Task instructions » Restate the data below word for word. Skip any images it contains.

Exercise materials »
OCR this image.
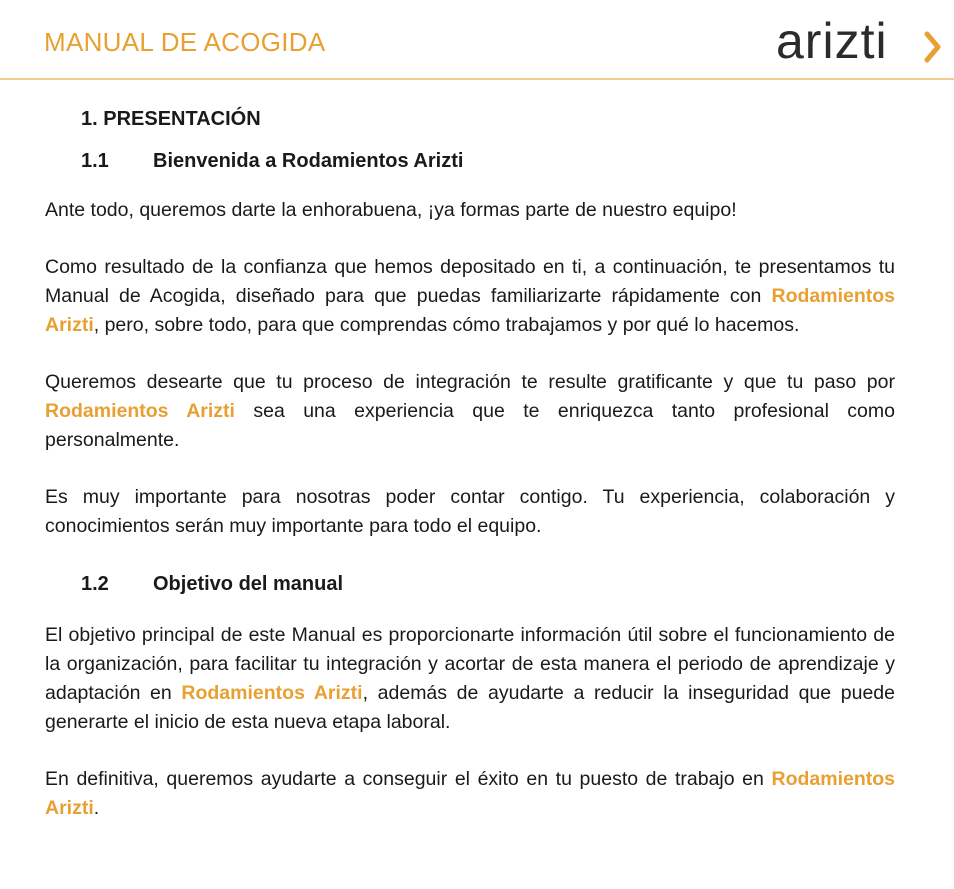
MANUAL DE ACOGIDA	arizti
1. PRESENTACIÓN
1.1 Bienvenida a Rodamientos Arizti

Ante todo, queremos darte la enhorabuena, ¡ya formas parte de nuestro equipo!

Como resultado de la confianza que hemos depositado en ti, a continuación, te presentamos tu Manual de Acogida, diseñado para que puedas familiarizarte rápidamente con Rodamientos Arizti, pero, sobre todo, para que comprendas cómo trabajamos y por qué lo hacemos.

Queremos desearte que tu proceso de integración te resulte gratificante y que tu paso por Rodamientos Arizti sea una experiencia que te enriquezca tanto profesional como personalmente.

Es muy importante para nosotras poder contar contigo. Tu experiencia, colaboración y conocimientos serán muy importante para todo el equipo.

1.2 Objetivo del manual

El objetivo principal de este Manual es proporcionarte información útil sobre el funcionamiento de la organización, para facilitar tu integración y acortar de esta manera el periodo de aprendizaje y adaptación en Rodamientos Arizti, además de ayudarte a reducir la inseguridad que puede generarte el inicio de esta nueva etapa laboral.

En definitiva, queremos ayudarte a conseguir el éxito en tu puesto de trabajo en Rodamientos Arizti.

The solution »
OCR this image.
MANUAL DE ACOGIDA	arizti
1. PRESENTACIÓN
1.1 Bienvenida a Rodamientos Arizti

Ante todo, queremos darte la enhorabuena, ¡ya formas parte de nuestro equipo!

Como resultado de la confianza que hemos depositado en ti, a continuación, te presentamos tu Manual de Acogida, diseñado para que puedas familiarizarte rápidamente con Rodamientos Arizti, pero, sobre todo, para que comprendas cómo trabajamos y por qué lo hacemos.

Queremos desearte que tu proceso de integración te resulte gratificante y que tu paso por Rodamientos Arizti sea una experiencia que te enriquezca tanto profesional como personalmente.

Es muy importante para nosotras poder contar contigo. Tu experiencia, colaboración y conocimientos serán muy importante para todo el equipo.

1.2 Objetivo del manual

El objetivo principal de este Manual es proporcionarte información útil sobre el funcionamiento de la organización, para facilitar tu integración y acortar de esta manera el periodo de aprendizaje y adaptación en Rodamientos Arizti, además de ayudarte a reducir la inseguridad que puede generarte el inicio de esta nueva etapa laboral.

En definitiva, queremos ayudarte a conseguir el éxito en tu puesto de trabajo en Rodamientos Arizti.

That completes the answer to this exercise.